- Short exercise -
Copy word for word the part of the entries below that opens with the line containing "366, 1115, 377]" and closes with the line containing "11, 337, 22]", including both of those lines.

- Data shown -

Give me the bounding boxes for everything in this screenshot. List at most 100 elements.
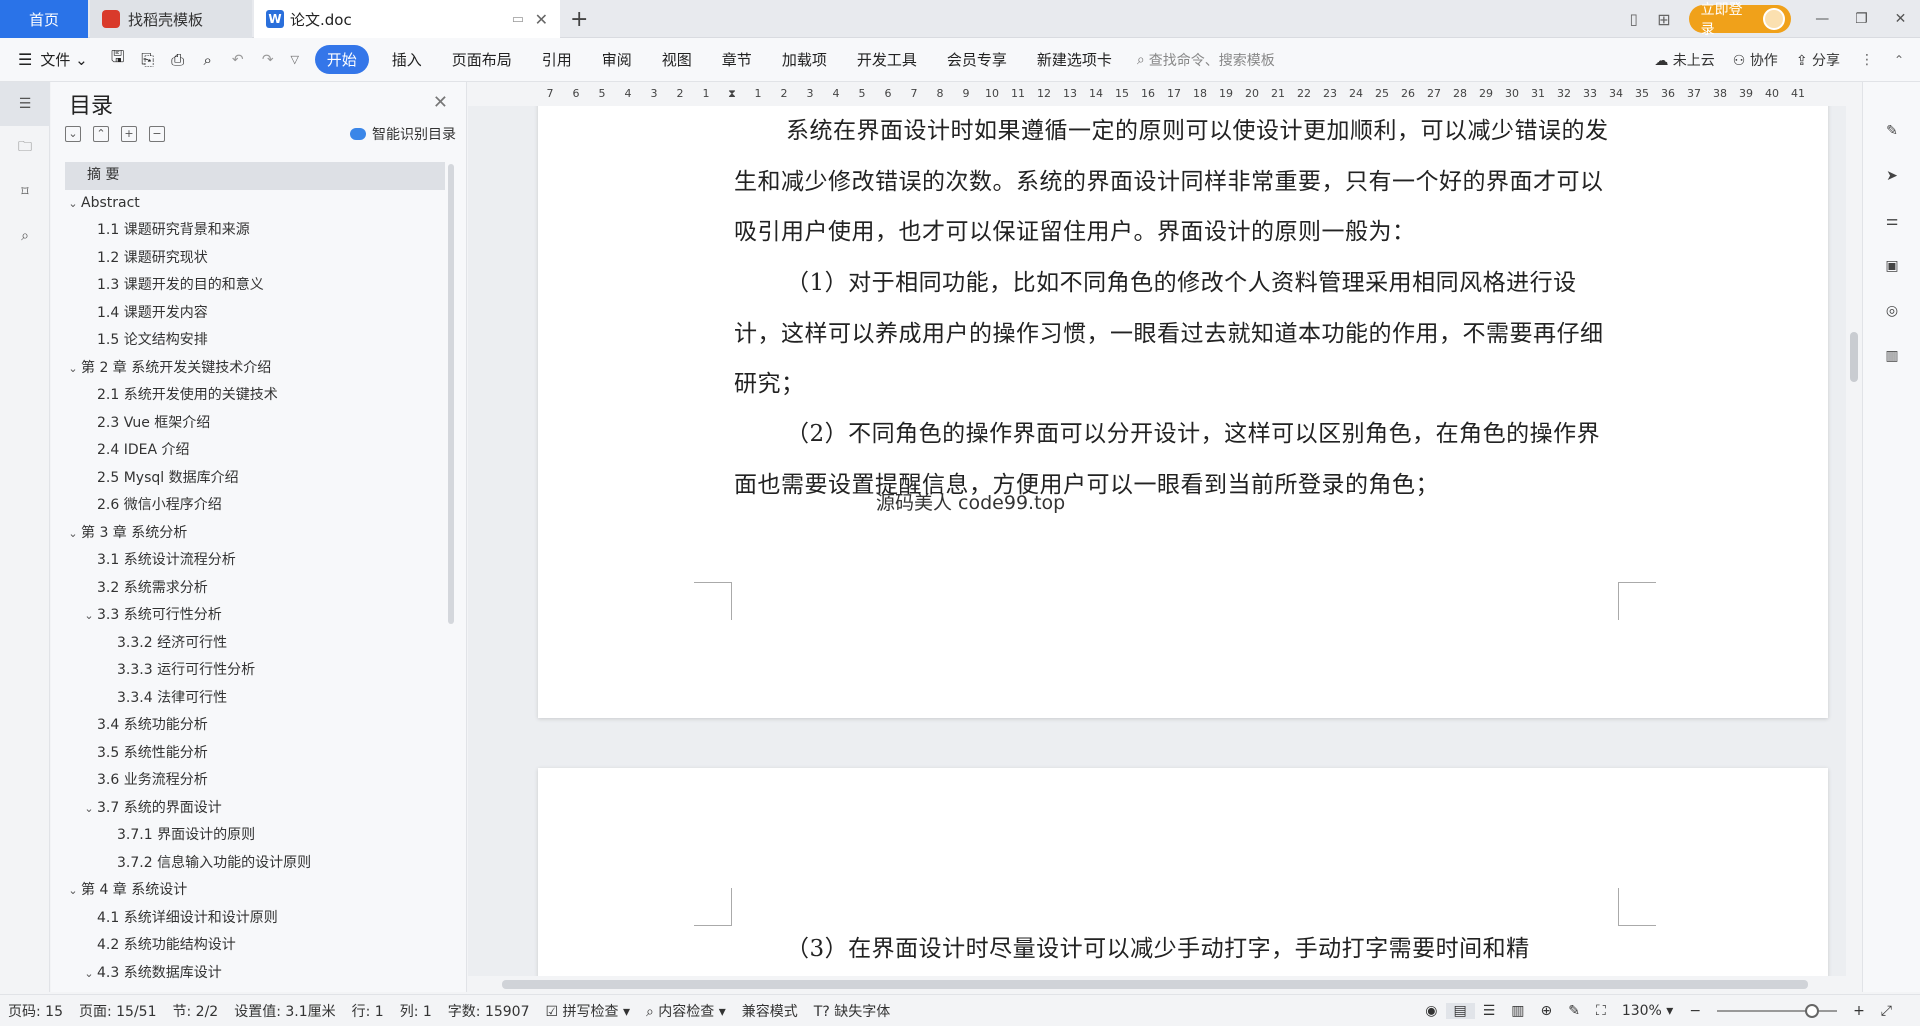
chevron-down-icon[interactable]: ⌄	[65, 877, 81, 905]
menu-file[interactable]: 文件 ⌄	[32, 49, 102, 70]
menu-view[interactable]: 视图	[647, 49, 707, 70]
toc-item[interactable]: 1.4 课题开发内容	[65, 300, 445, 328]
outline-view-icon[interactable]: ☰	[1475, 1003, 1504, 1019]
zoom-in-icon[interactable]: +	[1845, 1003, 1873, 1019]
toc-item[interactable]: 4.2 系统功能结构设计	[65, 932, 445, 960]
toc-item[interactable]: 2.1 系统开发使用的关键技术	[65, 382, 445, 410]
redo-icon[interactable]: ↷	[253, 52, 283, 68]
toc-item[interactable]: ⌄ 3.3 系统可行性分析	[65, 602, 445, 630]
page-number[interactable]: 页码: 15	[0, 1001, 71, 1021]
remove-heading-icon[interactable]: −	[149, 126, 165, 142]
toc-item[interactable]: 2.3 Vue 框架介绍	[65, 410, 445, 438]
position-setting[interactable]: 设置值: 3.1厘米	[226, 1001, 343, 1021]
toc-item[interactable]: 1.5 论文结构安排	[65, 327, 445, 355]
menu-insert[interactable]: 插入	[377, 49, 437, 70]
eye-icon[interactable]: ◉	[1417, 1003, 1445, 1019]
menu-start[interactable]: 开始	[314, 45, 369, 74]
vertical-scrollbar[interactable]	[1846, 82, 1862, 992]
print-preview-icon[interactable]: ⌕	[193, 51, 223, 69]
toc-item[interactable]: ⌄ 第 2 章 系统开发关键技术介绍	[65, 355, 445, 383]
tab-document[interactable]: W 论文.doc ▭ ✕	[254, 0, 560, 38]
share-button[interactable]: ⇪ 分享	[1796, 50, 1840, 70]
chevron-down-icon[interactable]: ⌄	[81, 602, 97, 630]
web-view-icon[interactable]: ⊕	[1533, 1003, 1561, 1019]
scrollbar-thumb[interactable]	[502, 980, 1808, 989]
toc-item[interactable]: 2.6 微信小程序介绍	[65, 492, 445, 520]
close-window-icon[interactable]: ✕	[1881, 11, 1920, 27]
collapse-all-icon[interactable]: ⌃	[93, 126, 109, 142]
missing-font[interactable]: T? 缺失字体	[806, 1001, 898, 1021]
menu-developer[interactable]: 开发工具	[842, 49, 932, 70]
toc-item[interactable]: 3.6 业务流程分析	[65, 767, 445, 795]
save-icon[interactable]: 🖫	[103, 46, 133, 73]
expand-all-icon[interactable]: ⌄	[65, 126, 81, 142]
fit-page-icon[interactable]: ⛶	[1588, 1003, 1614, 1019]
chevron-down-icon[interactable]: ⌄	[65, 355, 81, 383]
collapse-ribbon-icon[interactable]: ⌃	[1894, 53, 1904, 67]
toc-item[interactable]: 2.4 IDEA 介绍	[65, 437, 445, 465]
bookmark-icon[interactable]: ⌑	[0, 170, 50, 214]
sliders-icon[interactable]: ⚌	[1863, 198, 1920, 243]
horizontal-ruler[interactable]: 7 6 5 4 3 2 1 ⧗ 1 2 3 4 5 6 7 8 9 10 11 12 13 14 15 16 17 18 19 20 2…	[468, 82, 1846, 106]
toc-item[interactable]: ⌄ 4.3 系统数据库设计	[65, 960, 445, 988]
toc-item[interactable]: 3.7.1 界面设计的原则	[65, 822, 445, 850]
pen-icon[interactable]: ✎	[1863, 108, 1920, 153]
minimize-icon[interactable]: —	[1803, 11, 1842, 27]
book-icon[interactable]: ▥	[1863, 333, 1920, 378]
menu-addins[interactable]: 加载项	[767, 49, 842, 70]
collab-button[interactable]: ⚇ 协作	[1733, 50, 1778, 70]
login-button[interactable]: 立即登录	[1688, 2, 1791, 38]
chapter-nav-icon[interactable]: 🗀	[0, 126, 50, 170]
toc-item[interactable]: ⌄ Abstract	[65, 190, 445, 218]
compass-icon[interactable]: ◎	[1863, 288, 1920, 333]
close-icon[interactable]: ✕	[433, 92, 448, 113]
toc-item[interactable]: 3.2 系统需求分析	[65, 575, 445, 603]
toc-item[interactable]: 3.3.4 法律可行性	[65, 685, 445, 713]
more-options-icon[interactable]: ⋮	[1860, 52, 1874, 68]
undo-icon[interactable]: ↶	[223, 52, 253, 68]
page-view-icon[interactable]: ▤	[1445, 1002, 1475, 1019]
toc-item[interactable]: 3.7.2 信息输入功能的设计原则	[65, 850, 445, 878]
paragraph[interactable]: 系统在界面设计时如果遵循一定的原则可以使设计更加顺利，可以减少错误的发生和减少修…	[734, 106, 1618, 258]
zoom-slider-handle[interactable]	[1805, 1003, 1820, 1018]
menu-member[interactable]: 会员专享	[932, 49, 1022, 70]
menu-chapter[interactable]: 章节	[707, 49, 767, 70]
section[interactable]: 节: 2/2	[165, 1001, 227, 1021]
read-mode-icon[interactable]: ▥	[1503, 1003, 1532, 1019]
toc-item[interactable]: 3.3.2 经济可行性	[65, 630, 445, 658]
find-icon[interactable]: ⌕	[0, 214, 50, 258]
menu-new-tab[interactable]: 新建选项卡	[1022, 49, 1127, 70]
zoom-level[interactable]: 130% ▾	[1614, 1003, 1682, 1019]
toc-item[interactable]: 1.2 课题研究现状	[65, 245, 445, 273]
new-tab-button[interactable]: +	[570, 0, 600, 38]
toc-item[interactable]: 1.3 课题开发的目的和意义	[65, 272, 445, 300]
layout-icon[interactable]: ▯	[1620, 10, 1647, 28]
toc-item[interactable]: 3.1 系统设计流程分析	[65, 547, 445, 575]
chevron-down-icon[interactable]: ⌄	[81, 960, 97, 988]
tab-daoke-templates[interactable]: 找稻壳模板	[90, 0, 252, 38]
menu-page-layout[interactable]: 页面布局	[437, 49, 527, 70]
horizontal-scrollbar[interactable]	[468, 976, 1846, 992]
fullscreen-icon[interactable]: ⤢	[1873, 1003, 1900, 1019]
toc-panel-icon[interactable]: ☰	[0, 82, 50, 126]
cloud-status[interactable]: ☁ 未上云	[1654, 50, 1714, 70]
paragraph[interactable]: （2）不同角色的操作界面可以分开设计，这样可以区别角色，在角色的操作界面也需要设…	[734, 409, 1618, 510]
zoom-slider[interactable]	[1717, 1003, 1838, 1018]
toc-item[interactable]: 摘 要	[65, 162, 445, 190]
toc-item[interactable]: 3.3.3 运行可行性分析	[65, 657, 445, 685]
toc-item[interactable]: 4.1 系统详细设计和设计原则	[65, 905, 445, 933]
edit-pen-icon[interactable]: ✎	[1560, 1003, 1588, 1019]
close-tab-icon[interactable]: ✕	[535, 10, 548, 29]
toc-item[interactable]: ⌄ 第 3 章 系统分析	[65, 520, 445, 548]
paragraph[interactable]: （1）对于相同功能，比如不同角色的修改个人资料管理采用相同风格进行设计，这样可以…	[734, 258, 1618, 410]
word-count[interactable]: 字数: 15907	[440, 1001, 538, 1021]
print-icon[interactable]: ⎙	[163, 50, 193, 70]
chevron-down-icon[interactable]: ⌄	[65, 520, 81, 548]
restore-icon[interactable]: ❐	[1842, 11, 1881, 27]
hamburger-icon[interactable]: ☰	[18, 50, 32, 69]
quick-access-dropdown-icon[interactable]: ▽	[283, 53, 307, 66]
tab-home[interactable]: 首页	[0, 0, 88, 38]
toc-scrollbar[interactable]	[448, 164, 454, 624]
paragraph[interactable]: （3）在界面设计时尽量设计可以减少手动打字，手动打字需要时间和精	[734, 924, 1618, 975]
scrollbar-thumb[interactable]	[1850, 332, 1858, 382]
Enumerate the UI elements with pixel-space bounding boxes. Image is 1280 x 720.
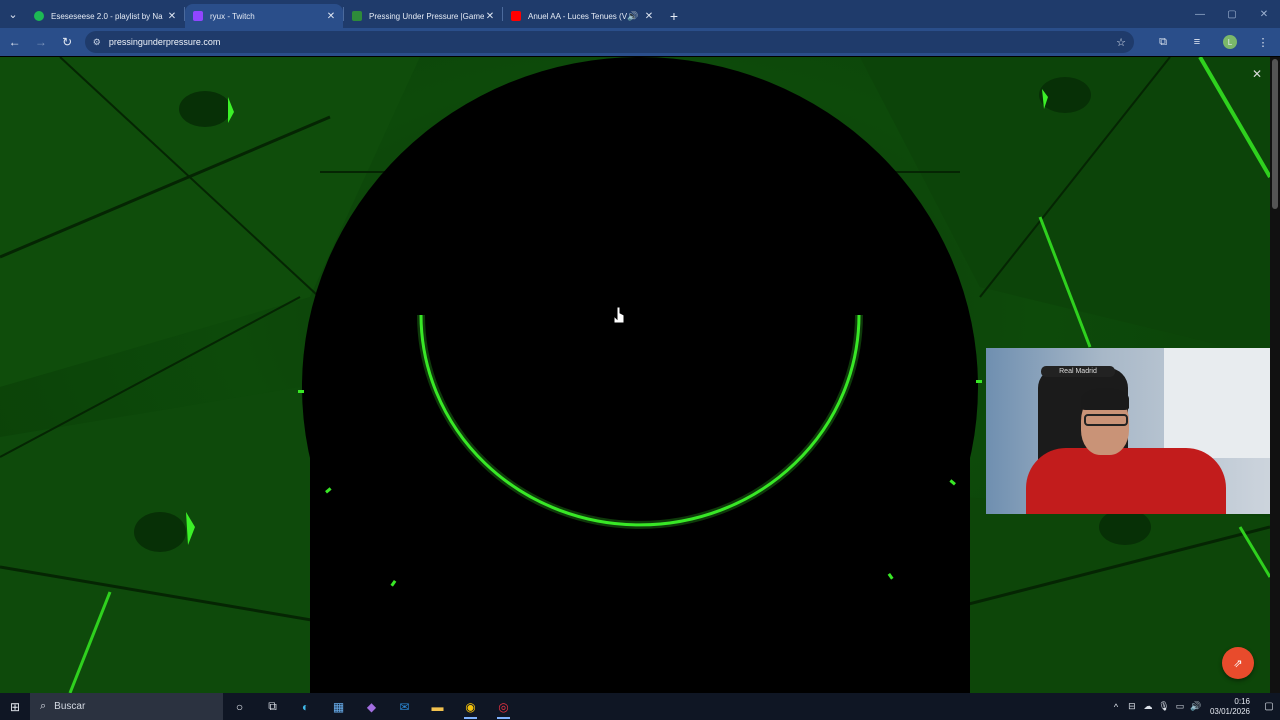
chair-label: Real Madrid	[1041, 366, 1115, 377]
task-view-icon[interactable]: ⧉	[256, 693, 289, 720]
close-tab-icon[interactable]: ✕	[484, 11, 496, 22]
new-tab-button[interactable]: +	[661, 4, 687, 28]
close-overlay-icon[interactable]: ✕	[1252, 67, 1262, 81]
notifications-icon[interactable]: ▢	[1258, 701, 1280, 712]
bolt	[1099, 509, 1151, 545]
search-icon: ⌕	[40, 700, 47, 712]
game-icon	[352, 11, 362, 21]
clock-date: 03/01/2026	[1209, 706, 1250, 716]
bolt	[1039, 77, 1091, 113]
toolbar-actions: ⧉ ≡ L ⋮	[1146, 35, 1280, 49]
tab-spotify[interactable]: Eseseseese 2.0 - playlist by Na ✕	[26, 4, 184, 28]
windows-start-icon[interactable]: ⊞	[0, 693, 30, 720]
screen: ⌄ Eseseseese 2.0 - playlist by Na ✕ ryux…	[0, 0, 1280, 720]
address-bar[interactable]: ⚙ pressingunderpressure.com ☆	[84, 31, 1135, 53]
url-text: pressingunderpressure.com	[108, 37, 221, 47]
tab-strip: ⌄ Eseseseese 2.0 - playlist by Na ✕ ryux…	[0, 0, 1280, 28]
onedrive-icon[interactable]: ☁	[1140, 701, 1156, 712]
volume-icon[interactable]: 🔊	[1188, 701, 1204, 712]
spotify-icon	[34, 11, 44, 21]
forward-icon[interactable]: →	[29, 30, 52, 54]
game-app-icon[interactable]: ◎	[487, 693, 520, 720]
youtube-icon	[511, 11, 521, 21]
back-icon[interactable]: ←	[3, 30, 26, 54]
profile-avatar[interactable]: L	[1223, 35, 1238, 49]
windows-taskbar: ⊞ ⌕ Buscar ○ ⧉ ◐ ▦ ◆ ✉ ▬ ◉ ◎ ^ ⊟ ☁ 🎙 ▭ 🔊…	[0, 693, 1280, 720]
tab-title: Pressing Under Pressure |Game	[369, 11, 484, 21]
visual-studio-icon[interactable]: ◆	[355, 693, 388, 720]
search-placeholder: Buscar	[54, 701, 86, 712]
scrollbar-thumb[interactable]	[1272, 59, 1278, 209]
close-tab-icon[interactable]: ✕	[325, 11, 337, 22]
tab-title: Eseseseese 2.0 - playlist by Na	[51, 11, 163, 21]
streamer-hair	[1081, 388, 1129, 410]
streamer-sweater	[1026, 448, 1226, 514]
tab-title: ryux - Twitch	[210, 11, 255, 21]
outlook-icon[interactable]: ✉	[388, 693, 421, 720]
microphone-icon[interactable]: 🎙	[1156, 701, 1172, 712]
close-window-icon[interactable]: ✕	[1248, 0, 1280, 28]
tab-pressing-under-pressure[interactable]: Pressing Under Pressure |Game ✕	[344, 4, 502, 28]
usb-icon[interactable]: ⊟	[1124, 701, 1140, 712]
clock[interactable]: 0:16 03/01/2026	[1210, 697, 1250, 717]
chrome-icon[interactable]: ◉	[454, 693, 487, 720]
share-fab-button[interactable]: ⇗	[1222, 647, 1254, 679]
bolt	[134, 512, 186, 552]
site-info-icon[interactable]: ⚙	[93, 37, 101, 48]
tab-twitch[interactable]: ryux - Twitch ✕	[185, 4, 343, 28]
file-explorer-icon[interactable]: ▬	[421, 693, 454, 720]
window-controls: — ▢ ✕	[1184, 0, 1280, 28]
tab-youtube[interactable]: Anuel AA - Luces Tenues (V 🔊 ✕	[503, 4, 661, 28]
tray-overflow-icon[interactable]: ^	[1108, 702, 1124, 712]
webcam-overlay: Real Madrid	[986, 348, 1270, 514]
tab-search-icon[interactable]: ⌄	[0, 0, 26, 28]
edge-icon[interactable]: ◐	[289, 693, 322, 720]
network-icon[interactable]: ▭	[1172, 701, 1188, 712]
tab-title: Anuel AA - Luces Tenues (V	[528, 11, 627, 21]
cortana-icon[interactable]: ○	[223, 693, 256, 720]
taskbar-search[interactable]: ⌕ Buscar	[30, 693, 223, 720]
bookmark-star-icon[interactable]: ☆	[1116, 36, 1126, 49]
close-tab-icon[interactable]: ✕	[643, 11, 655, 22]
store-icon[interactable]: ▦	[322, 693, 355, 720]
system-tray: ^ ⊟ ☁ 🎙 ▭ 🔊 0:16 03/01/2026 ▢	[1108, 693, 1280, 720]
extensions-icon[interactable]: ⧉	[1146, 36, 1180, 49]
minimize-icon[interactable]: —	[1184, 0, 1216, 28]
media-controls-icon[interactable]: ≡	[1180, 36, 1214, 48]
maximize-icon[interactable]: ▢	[1216, 0, 1248, 28]
browser-toolbar: ← → ↻ ⚙ pressingunderpressure.com ☆ ⧉ ≡ …	[0, 28, 1280, 56]
glasses	[1084, 414, 1128, 426]
kebab-menu-icon[interactable]: ⋮	[1246, 36, 1280, 49]
twitch-icon	[193, 11, 203, 21]
clock-time: 0:16	[1234, 696, 1250, 706]
page-scrollbar[interactable]	[1270, 57, 1280, 693]
reload-icon[interactable]: ↻	[56, 30, 79, 54]
close-tab-icon[interactable]: ✕	[166, 11, 178, 22]
webcam-background	[1164, 348, 1270, 458]
game-canvas[interactable]: ✕ Real Madrid ⇗	[0, 57, 1270, 693]
bolt	[179, 91, 231, 127]
speaker-icon[interactable]: 🔊	[627, 11, 639, 22]
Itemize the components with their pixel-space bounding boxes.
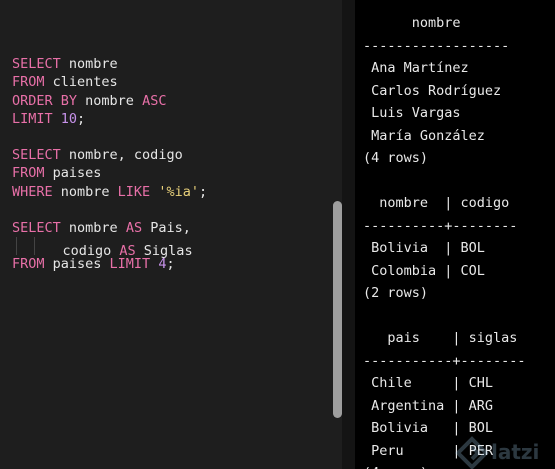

- Worked answer -
chair-label: Real Madrid	[1041, 366, 1115, 377]
task-view-icon[interactable]: ⧉	[256, 693, 289, 720]
close-tab-icon[interactable]: ✕	[484, 11, 496, 22]
new-tab-button[interactable]: +	[661, 4, 687, 28]
close-overlay-icon[interactable]: ✕	[1252, 67, 1262, 81]
notifications-icon[interactable]: ▢	[1258, 701, 1280, 712]
bolt	[1099, 509, 1151, 545]
search-icon: ⌕	[40, 700, 47, 712]
game-icon	[352, 11, 362, 21]
clock-date: 03/01/2026	[1209, 706, 1250, 716]
bolt	[1039, 77, 1091, 113]
toolbar-actions: ⧉ ≡ L ⋮	[1146, 35, 1280, 49]
tab-spotify[interactable]: Eseseseese 2.0 - playlist by Na ✕	[26, 4, 184, 28]
windows-start-icon[interactable]: ⊞	[0, 693, 30, 720]
screen: ⌄ Eseseseese 2.0 - playlist by Na ✕ ryux…	[0, 0, 1280, 720]
address-bar[interactable]: ⚙ pressingunderpressure.com ☆	[84, 31, 1135, 53]
url-text: pressingunderpressure.com	[108, 37, 221, 47]
tab-strip: ⌄ Eseseseese 2.0 - playlist by Na ✕ ryux…	[0, 0, 1280, 28]
onedrive-icon[interactable]: ☁	[1140, 701, 1156, 712]
volume-icon[interactable]: 🔊	[1188, 701, 1204, 712]
spotify-icon	[34, 11, 44, 21]
forward-icon[interactable]: →	[29, 30, 52, 54]
game-app-icon[interactable]: ◎	[487, 693, 520, 720]
youtube-icon	[511, 11, 521, 21]
back-icon[interactable]: ←	[3, 30, 26, 54]
profile-avatar[interactable]: L	[1223, 35, 1238, 49]
windows-taskbar: ⊞ ⌕ Buscar ○ ⧉ ◐ ▦ ◆ ✉ ▬ ◉ ◎ ^ ⊟ ☁ 🎙 ▭ 🔊…	[0, 693, 1280, 720]
tab-title: Pressing Under Pressure |Game	[369, 11, 484, 21]
visual-studio-icon[interactable]: ◆	[355, 693, 388, 720]
search-placeholder: Buscar	[54, 701, 86, 712]
scrollbar-thumb[interactable]	[1272, 59, 1278, 209]
close-tab-icon[interactable]: ✕	[325, 11, 337, 22]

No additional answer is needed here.